■ **GIVEN EXERCISE**: From the listing below, select every line where the word "Kratiem" appears.

■ **STORED RECORDS**:
#####

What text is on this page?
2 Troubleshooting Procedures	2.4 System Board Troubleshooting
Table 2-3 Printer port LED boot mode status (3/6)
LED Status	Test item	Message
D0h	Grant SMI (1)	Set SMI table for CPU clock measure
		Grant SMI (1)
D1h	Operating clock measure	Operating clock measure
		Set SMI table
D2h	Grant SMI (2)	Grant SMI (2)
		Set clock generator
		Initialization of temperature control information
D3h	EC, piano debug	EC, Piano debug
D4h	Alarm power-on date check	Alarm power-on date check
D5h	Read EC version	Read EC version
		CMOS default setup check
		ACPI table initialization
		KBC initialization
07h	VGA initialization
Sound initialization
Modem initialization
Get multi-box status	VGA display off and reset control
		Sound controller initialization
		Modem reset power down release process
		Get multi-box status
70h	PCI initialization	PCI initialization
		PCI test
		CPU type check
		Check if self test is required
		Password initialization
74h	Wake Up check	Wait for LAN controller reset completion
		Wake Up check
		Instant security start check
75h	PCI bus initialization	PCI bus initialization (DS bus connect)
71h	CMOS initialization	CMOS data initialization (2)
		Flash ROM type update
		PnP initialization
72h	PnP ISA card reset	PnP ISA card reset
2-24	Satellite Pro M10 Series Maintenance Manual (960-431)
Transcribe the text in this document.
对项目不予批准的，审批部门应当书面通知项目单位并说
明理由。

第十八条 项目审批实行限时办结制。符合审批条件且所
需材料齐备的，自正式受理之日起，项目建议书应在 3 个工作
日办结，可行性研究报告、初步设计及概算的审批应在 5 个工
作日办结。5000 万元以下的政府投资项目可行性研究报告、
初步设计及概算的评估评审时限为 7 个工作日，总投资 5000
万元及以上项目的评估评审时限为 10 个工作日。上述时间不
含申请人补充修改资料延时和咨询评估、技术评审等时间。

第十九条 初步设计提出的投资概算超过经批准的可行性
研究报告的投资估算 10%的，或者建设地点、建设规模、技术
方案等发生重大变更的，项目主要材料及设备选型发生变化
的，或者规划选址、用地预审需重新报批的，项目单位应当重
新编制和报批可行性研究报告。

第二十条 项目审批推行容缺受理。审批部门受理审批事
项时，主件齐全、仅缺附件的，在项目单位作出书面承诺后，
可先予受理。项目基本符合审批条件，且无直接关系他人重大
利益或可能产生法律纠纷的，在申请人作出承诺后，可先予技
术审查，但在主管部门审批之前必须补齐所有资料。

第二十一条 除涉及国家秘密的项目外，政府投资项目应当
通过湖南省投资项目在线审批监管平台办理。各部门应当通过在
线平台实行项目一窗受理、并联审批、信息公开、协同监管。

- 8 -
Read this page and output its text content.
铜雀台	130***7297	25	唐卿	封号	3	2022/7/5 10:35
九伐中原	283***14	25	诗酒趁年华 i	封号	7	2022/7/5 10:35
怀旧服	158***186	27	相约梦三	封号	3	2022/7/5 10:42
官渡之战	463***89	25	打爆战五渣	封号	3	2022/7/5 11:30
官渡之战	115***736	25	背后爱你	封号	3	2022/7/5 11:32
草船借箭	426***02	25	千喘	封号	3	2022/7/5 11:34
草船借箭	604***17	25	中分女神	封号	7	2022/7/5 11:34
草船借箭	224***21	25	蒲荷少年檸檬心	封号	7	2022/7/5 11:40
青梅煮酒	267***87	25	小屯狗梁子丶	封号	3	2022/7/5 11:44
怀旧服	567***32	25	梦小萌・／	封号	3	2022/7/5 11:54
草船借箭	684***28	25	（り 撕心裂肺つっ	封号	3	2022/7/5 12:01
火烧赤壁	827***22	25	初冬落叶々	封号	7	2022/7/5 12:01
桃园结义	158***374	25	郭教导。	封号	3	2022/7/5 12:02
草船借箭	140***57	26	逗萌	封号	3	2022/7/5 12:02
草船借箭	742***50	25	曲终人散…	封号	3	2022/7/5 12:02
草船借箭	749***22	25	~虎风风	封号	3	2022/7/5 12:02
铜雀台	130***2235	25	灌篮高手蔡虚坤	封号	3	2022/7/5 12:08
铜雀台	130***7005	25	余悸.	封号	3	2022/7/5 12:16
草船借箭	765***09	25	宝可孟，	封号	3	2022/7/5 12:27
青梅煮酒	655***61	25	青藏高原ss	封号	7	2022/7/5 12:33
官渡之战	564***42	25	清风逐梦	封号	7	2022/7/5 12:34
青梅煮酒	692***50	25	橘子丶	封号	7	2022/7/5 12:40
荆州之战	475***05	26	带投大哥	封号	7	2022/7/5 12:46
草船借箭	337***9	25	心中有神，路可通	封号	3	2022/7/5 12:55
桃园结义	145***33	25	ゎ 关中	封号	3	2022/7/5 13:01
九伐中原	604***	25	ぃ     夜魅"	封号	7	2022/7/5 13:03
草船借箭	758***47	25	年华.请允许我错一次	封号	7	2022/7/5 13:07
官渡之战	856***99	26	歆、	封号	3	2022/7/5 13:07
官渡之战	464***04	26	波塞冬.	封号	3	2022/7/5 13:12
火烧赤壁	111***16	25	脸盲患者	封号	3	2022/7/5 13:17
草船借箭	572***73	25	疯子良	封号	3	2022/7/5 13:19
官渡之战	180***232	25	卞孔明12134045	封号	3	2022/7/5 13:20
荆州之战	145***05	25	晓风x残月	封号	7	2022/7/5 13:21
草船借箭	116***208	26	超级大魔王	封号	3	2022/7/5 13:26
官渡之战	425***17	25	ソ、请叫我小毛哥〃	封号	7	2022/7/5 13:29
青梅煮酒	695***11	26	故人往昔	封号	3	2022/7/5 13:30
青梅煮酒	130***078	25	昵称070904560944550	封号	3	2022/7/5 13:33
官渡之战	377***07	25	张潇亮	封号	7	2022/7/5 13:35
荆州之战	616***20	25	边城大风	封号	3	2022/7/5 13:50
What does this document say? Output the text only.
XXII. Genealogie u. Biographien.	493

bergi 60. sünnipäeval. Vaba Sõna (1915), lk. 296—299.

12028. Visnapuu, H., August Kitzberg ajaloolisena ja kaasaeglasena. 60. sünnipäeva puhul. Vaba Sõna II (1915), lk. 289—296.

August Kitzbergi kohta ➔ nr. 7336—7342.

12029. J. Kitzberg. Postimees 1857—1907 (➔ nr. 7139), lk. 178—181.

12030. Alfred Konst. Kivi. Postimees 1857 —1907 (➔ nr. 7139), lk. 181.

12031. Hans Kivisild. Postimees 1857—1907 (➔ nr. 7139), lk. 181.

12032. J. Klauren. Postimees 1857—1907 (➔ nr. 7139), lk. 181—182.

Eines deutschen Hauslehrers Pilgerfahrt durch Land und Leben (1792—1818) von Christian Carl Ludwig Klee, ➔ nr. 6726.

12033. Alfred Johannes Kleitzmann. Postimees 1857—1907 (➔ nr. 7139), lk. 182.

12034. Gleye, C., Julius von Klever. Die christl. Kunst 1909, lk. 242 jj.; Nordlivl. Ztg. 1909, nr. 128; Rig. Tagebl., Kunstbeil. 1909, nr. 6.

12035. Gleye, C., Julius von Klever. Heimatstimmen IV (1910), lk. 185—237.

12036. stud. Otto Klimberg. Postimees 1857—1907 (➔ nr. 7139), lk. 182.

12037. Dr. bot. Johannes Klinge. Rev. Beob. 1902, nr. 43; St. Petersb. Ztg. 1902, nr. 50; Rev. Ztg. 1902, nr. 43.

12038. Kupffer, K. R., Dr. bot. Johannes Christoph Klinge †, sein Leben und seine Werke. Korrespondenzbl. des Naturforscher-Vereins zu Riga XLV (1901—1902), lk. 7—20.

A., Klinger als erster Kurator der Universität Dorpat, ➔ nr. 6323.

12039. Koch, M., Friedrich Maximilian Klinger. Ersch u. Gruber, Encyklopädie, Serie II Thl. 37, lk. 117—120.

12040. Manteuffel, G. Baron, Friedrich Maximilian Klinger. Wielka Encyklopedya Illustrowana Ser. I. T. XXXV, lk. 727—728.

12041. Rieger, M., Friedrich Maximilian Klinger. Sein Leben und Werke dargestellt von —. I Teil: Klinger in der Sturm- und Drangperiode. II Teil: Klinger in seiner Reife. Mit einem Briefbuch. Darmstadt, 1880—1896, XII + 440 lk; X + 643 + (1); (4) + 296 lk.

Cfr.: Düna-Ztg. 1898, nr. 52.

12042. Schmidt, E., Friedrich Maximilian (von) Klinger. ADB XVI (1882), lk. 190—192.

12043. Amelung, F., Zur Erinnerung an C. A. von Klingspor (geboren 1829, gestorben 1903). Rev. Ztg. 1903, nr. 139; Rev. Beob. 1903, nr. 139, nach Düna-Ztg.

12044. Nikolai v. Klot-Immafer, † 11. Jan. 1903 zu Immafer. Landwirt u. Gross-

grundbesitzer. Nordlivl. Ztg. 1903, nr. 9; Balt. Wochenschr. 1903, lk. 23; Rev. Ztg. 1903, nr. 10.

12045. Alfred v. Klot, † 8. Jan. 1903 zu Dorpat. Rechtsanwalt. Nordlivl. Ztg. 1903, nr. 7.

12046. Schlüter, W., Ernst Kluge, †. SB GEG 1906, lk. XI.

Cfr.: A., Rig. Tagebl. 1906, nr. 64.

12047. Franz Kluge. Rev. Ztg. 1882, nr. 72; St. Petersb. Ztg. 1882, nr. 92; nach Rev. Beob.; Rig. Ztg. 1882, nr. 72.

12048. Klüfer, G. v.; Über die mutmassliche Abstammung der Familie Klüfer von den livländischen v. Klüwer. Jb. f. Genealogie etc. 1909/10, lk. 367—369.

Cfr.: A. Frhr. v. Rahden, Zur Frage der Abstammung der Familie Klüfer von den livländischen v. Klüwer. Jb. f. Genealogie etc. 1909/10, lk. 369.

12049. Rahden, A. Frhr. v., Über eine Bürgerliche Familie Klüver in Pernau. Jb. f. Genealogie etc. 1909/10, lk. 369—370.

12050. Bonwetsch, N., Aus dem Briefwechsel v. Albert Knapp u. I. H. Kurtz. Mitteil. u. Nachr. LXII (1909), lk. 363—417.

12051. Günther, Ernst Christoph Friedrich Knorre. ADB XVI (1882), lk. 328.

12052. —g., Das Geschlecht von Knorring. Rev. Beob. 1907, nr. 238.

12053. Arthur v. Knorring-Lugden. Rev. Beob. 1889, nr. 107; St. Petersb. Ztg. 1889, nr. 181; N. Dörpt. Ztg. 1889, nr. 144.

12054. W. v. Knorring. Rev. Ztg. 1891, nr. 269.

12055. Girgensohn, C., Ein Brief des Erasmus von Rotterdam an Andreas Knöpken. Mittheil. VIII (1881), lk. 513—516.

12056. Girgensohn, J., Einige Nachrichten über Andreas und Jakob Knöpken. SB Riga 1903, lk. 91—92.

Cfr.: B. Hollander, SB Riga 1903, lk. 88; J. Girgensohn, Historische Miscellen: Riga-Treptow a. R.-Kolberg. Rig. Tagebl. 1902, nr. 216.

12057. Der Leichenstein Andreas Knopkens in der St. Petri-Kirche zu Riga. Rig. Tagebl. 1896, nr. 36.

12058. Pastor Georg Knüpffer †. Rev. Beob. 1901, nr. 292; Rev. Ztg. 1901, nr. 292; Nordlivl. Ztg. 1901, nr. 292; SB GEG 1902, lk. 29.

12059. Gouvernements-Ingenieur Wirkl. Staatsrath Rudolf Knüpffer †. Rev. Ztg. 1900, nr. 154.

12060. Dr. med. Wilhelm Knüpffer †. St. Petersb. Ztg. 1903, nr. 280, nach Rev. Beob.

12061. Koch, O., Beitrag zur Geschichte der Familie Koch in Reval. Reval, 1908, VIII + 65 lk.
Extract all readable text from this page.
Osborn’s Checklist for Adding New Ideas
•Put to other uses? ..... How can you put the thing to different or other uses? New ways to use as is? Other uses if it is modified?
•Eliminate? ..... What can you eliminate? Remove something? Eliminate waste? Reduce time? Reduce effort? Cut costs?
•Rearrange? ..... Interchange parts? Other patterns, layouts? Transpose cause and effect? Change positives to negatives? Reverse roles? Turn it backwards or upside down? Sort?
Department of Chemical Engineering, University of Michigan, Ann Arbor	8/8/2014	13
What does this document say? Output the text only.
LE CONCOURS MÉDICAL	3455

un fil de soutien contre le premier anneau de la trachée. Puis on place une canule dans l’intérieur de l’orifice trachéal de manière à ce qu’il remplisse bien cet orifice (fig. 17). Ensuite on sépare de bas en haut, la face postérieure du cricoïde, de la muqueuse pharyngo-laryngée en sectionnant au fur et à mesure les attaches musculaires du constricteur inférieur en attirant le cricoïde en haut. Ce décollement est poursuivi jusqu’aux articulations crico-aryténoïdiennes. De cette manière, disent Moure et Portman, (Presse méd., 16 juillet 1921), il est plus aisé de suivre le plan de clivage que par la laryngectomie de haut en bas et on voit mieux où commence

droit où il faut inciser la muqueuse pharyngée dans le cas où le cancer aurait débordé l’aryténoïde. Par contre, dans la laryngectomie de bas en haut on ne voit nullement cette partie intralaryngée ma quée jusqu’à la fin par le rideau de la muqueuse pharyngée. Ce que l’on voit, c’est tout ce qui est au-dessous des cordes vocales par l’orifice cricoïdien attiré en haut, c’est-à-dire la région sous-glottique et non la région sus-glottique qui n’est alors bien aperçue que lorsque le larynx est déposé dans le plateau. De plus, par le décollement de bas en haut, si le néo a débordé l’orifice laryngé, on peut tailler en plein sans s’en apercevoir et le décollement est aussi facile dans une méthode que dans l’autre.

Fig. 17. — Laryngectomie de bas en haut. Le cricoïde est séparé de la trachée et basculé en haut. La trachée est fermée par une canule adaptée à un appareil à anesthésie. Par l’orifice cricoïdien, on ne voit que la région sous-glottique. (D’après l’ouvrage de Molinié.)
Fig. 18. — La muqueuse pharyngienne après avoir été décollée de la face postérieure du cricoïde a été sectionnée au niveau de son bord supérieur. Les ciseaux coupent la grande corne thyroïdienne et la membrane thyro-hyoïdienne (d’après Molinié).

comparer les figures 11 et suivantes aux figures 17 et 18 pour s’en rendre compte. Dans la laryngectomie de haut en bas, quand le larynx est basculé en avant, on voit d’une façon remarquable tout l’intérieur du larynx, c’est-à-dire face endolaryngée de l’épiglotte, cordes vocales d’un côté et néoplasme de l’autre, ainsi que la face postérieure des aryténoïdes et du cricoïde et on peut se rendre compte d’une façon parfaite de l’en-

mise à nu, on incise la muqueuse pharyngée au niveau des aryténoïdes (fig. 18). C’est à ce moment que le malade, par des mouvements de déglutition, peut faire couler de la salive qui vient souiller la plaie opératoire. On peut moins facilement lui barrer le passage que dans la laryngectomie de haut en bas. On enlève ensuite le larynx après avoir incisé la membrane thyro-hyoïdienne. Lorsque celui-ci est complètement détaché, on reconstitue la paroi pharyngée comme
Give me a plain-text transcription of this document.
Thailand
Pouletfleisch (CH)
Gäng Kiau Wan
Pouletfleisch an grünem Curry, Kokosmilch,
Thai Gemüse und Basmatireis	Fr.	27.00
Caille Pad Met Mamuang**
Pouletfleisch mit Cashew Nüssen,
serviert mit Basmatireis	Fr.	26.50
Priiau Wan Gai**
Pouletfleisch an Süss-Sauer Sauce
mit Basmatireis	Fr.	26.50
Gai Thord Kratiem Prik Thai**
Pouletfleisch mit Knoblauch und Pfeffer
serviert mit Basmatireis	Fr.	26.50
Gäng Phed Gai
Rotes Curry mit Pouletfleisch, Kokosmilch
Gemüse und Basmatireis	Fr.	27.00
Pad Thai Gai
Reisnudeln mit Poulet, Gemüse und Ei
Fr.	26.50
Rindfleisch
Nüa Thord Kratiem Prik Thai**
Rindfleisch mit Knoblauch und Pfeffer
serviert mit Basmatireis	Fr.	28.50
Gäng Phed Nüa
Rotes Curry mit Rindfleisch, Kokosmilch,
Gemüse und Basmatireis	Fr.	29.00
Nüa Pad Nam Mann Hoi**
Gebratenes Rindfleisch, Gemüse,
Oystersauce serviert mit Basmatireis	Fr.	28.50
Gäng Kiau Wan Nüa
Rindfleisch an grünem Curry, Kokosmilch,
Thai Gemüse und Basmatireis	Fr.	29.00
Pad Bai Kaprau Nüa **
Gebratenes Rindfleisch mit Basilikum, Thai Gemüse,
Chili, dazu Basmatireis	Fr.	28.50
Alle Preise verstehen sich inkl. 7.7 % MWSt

#####

■ **EXPECTED ANSWER**:
Gai Thord Kratiem Prik Thai**
Nüa Thord Kratiem Prik Thai**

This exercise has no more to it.